▼
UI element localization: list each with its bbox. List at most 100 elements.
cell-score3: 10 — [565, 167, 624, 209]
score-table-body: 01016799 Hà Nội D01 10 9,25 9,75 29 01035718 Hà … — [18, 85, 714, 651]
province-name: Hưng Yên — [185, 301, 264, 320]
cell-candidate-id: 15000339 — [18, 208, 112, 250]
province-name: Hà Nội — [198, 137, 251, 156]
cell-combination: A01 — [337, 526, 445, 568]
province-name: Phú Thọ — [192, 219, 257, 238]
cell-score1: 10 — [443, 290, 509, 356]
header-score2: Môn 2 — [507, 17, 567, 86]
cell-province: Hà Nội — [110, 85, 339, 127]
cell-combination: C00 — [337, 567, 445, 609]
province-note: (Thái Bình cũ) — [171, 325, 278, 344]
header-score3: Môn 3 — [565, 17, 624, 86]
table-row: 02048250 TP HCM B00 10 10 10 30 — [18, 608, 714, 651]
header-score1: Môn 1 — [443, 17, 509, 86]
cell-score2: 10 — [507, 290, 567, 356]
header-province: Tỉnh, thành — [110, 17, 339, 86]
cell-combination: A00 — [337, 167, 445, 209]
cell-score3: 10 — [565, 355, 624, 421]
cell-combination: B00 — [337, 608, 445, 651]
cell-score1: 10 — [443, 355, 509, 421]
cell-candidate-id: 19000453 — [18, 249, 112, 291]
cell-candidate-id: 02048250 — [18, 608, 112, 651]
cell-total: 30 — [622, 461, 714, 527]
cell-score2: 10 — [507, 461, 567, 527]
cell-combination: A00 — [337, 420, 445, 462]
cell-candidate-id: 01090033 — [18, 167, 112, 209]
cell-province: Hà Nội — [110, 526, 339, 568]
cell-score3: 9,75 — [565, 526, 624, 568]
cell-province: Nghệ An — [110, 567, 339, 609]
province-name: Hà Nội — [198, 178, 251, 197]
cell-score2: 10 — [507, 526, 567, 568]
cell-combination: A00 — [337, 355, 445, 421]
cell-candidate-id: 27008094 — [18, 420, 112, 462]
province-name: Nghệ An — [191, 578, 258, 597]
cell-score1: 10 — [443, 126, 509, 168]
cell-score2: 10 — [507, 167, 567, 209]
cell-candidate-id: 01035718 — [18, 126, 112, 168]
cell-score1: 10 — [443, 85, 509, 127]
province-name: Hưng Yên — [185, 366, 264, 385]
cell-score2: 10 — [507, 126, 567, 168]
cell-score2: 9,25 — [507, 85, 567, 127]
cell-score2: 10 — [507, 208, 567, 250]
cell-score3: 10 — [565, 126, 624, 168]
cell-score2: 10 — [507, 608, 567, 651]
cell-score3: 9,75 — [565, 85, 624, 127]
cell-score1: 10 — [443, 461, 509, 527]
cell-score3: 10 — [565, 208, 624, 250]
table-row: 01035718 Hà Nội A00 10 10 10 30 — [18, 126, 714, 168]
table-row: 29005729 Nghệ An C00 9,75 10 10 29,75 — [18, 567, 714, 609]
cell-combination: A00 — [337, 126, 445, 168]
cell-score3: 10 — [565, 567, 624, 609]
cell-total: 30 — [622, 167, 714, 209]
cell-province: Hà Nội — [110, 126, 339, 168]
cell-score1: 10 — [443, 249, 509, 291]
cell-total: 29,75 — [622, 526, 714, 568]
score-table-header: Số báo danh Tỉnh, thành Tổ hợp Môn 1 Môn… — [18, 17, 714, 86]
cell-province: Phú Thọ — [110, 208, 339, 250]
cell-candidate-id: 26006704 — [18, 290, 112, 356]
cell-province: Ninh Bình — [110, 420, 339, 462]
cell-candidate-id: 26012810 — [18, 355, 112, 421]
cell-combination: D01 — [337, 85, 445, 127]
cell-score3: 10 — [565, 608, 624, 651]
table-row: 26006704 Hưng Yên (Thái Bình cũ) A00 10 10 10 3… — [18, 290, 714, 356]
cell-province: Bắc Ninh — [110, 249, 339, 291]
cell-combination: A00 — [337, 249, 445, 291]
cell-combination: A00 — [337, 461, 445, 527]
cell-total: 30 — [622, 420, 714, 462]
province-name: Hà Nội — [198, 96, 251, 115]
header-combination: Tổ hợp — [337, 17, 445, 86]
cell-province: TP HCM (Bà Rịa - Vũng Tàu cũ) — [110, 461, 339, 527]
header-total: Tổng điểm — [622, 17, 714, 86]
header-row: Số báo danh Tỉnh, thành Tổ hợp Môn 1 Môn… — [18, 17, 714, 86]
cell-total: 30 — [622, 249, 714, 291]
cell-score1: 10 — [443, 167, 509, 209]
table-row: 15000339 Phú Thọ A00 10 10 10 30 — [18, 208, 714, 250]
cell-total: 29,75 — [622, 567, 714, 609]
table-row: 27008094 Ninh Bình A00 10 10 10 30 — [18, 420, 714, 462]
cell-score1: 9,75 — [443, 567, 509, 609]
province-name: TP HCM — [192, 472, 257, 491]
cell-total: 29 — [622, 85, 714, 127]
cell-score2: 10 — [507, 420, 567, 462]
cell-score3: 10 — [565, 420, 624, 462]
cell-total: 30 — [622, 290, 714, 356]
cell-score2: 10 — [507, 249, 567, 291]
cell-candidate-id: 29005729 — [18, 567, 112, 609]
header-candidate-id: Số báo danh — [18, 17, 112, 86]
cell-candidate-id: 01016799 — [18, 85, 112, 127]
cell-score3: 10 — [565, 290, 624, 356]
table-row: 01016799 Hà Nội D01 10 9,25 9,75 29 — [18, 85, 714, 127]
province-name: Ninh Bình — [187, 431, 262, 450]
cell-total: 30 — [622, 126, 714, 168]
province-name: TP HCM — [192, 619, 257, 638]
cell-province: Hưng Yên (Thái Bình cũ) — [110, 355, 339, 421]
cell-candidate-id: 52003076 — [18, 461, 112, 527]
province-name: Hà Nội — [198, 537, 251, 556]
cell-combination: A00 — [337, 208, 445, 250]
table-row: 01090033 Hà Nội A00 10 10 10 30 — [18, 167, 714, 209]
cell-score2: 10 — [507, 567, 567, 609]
▲
▼
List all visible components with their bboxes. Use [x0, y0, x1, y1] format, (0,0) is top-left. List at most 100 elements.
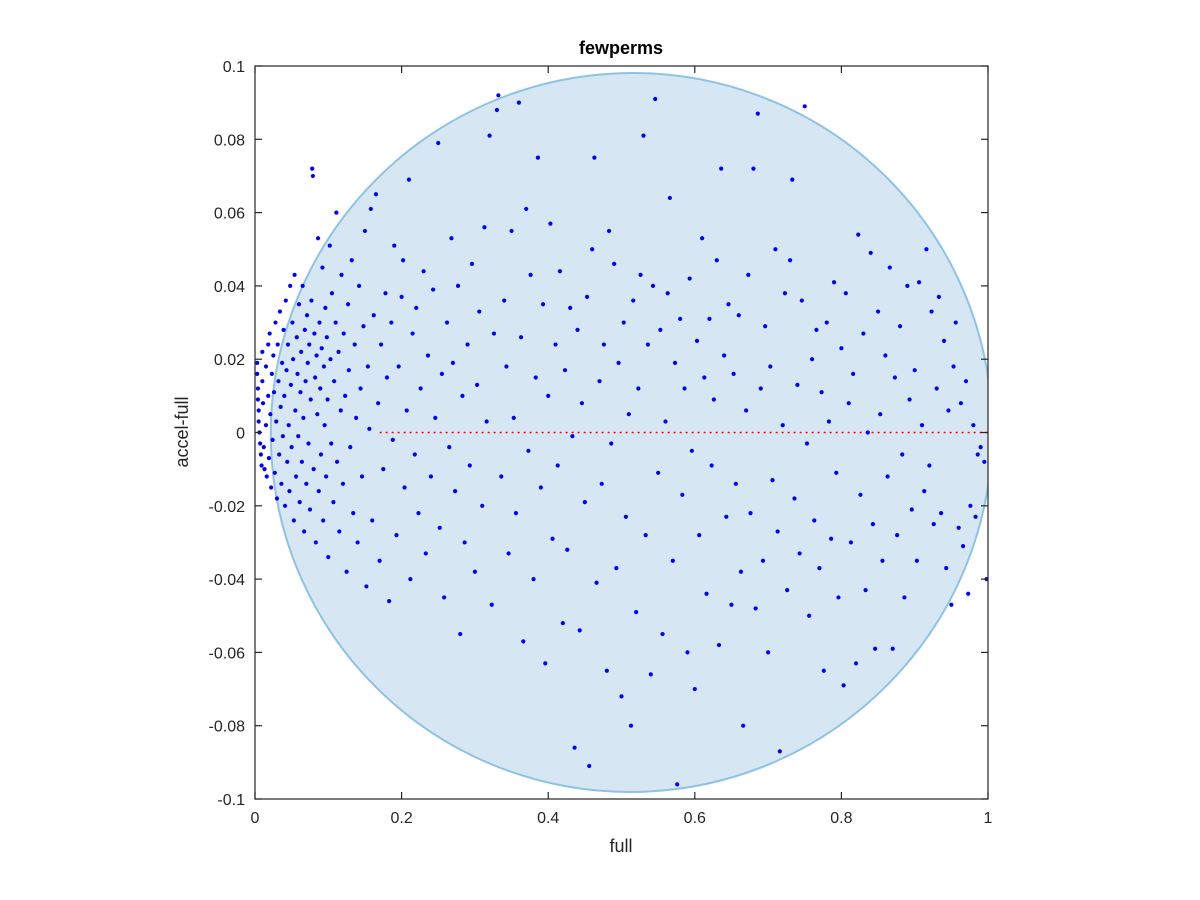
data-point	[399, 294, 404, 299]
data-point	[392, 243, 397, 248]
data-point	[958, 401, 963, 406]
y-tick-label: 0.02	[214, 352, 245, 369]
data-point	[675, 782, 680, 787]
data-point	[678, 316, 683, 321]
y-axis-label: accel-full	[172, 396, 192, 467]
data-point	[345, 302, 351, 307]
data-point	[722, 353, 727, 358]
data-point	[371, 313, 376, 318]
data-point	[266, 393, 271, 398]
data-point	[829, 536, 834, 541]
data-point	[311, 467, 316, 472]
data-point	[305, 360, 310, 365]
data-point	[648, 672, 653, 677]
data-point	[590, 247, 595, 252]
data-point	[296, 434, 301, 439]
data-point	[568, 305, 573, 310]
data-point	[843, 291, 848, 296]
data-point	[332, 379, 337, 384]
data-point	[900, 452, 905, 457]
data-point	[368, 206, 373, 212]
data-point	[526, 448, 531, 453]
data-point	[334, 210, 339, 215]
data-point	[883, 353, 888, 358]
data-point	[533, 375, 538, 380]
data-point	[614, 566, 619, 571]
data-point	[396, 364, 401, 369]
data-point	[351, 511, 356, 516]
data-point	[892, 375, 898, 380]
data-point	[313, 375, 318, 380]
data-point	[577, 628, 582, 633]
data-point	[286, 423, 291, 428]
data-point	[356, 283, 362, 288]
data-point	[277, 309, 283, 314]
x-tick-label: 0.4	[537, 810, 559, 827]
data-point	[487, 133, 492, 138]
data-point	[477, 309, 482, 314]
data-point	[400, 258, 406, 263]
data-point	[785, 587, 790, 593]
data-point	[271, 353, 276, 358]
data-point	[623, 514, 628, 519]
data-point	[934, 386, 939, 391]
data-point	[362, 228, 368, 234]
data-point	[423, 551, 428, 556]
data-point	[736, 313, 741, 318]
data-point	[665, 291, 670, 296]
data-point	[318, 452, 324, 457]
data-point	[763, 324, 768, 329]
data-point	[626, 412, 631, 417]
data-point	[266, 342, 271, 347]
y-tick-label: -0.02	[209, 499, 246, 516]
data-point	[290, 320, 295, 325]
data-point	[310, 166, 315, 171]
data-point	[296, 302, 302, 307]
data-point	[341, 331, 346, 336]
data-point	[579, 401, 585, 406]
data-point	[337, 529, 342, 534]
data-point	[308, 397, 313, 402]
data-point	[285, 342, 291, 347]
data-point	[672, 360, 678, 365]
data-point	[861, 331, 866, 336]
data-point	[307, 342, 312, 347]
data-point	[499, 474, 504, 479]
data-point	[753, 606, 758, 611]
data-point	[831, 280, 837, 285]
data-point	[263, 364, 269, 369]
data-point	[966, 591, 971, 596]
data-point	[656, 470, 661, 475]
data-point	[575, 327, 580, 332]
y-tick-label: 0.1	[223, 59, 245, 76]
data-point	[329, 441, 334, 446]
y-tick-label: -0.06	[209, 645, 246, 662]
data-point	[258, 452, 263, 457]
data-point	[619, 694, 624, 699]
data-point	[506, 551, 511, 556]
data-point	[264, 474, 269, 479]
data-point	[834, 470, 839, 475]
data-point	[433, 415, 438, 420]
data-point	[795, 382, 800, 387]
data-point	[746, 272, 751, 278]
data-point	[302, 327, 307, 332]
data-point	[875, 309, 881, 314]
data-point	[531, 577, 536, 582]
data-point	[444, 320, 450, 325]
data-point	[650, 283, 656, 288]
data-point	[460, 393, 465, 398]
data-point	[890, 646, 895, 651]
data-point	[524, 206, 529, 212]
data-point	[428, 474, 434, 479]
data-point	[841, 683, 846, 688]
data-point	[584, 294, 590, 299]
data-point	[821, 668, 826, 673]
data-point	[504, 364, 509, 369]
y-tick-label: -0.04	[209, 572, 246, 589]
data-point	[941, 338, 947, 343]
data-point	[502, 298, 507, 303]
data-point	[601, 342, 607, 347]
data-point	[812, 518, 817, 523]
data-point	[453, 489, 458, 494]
▲
## GOAL OF THE EXERCISE:
Count the lines in the records above that contain the string "thành", matching case exactly, and give only the number.

## RESULT OF THIS EXERCISE:
3